Task prompt:
Go through the entries below and write each one out exactly.

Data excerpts
▬▬▬

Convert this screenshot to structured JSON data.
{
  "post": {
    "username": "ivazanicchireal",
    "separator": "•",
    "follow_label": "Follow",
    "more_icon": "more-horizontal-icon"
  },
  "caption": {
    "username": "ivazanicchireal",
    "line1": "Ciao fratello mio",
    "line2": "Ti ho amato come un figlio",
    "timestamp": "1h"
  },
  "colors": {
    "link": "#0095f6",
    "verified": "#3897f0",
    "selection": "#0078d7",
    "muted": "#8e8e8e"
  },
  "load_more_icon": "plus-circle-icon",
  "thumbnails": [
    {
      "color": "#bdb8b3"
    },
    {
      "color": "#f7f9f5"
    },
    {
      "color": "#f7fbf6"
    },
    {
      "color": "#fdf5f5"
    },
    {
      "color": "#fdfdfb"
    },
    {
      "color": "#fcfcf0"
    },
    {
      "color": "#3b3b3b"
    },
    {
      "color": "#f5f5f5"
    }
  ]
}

▬▬▬

Result for this task:
Convert this screenshot to structured JSON data.
{
  "post": {
    "username": "ivazanicchireal",
    "separator": "•",
    "follow_label": "Follow",
    "more_icon": "more-horizontal-icon"
  },
  "caption": {
    "username": "ivazanicchireal",
    "line1": "Ciao fratello mio",
    "line2": "Ti ho amato come un figlio",
    "timestamp": "1h"
  },
  "colors": {
    "link": "#0095f6",
    "verified": "#3897f0",
    "selection": "#0078d7",
    "muted": "#8e8e8e"
  },
  "load_more_icon": "plus-circle-icon",
  "thumbnails": [
    {
      "color": "#bdb8b3"
    },
    {
      "color": "#f7f9f5"
    },
    {
      "color": "#f7fbf6"
    },
    {
      "color": "#fdf5f5"
    },
    {
      "color": "#fdfdfb"
    },
    {
      "color": "#fcfcf0"
    },
    {
      "color": "#3b3b3b"
    },
    {
      "color": "#f5f5f5"
    }
  ]
}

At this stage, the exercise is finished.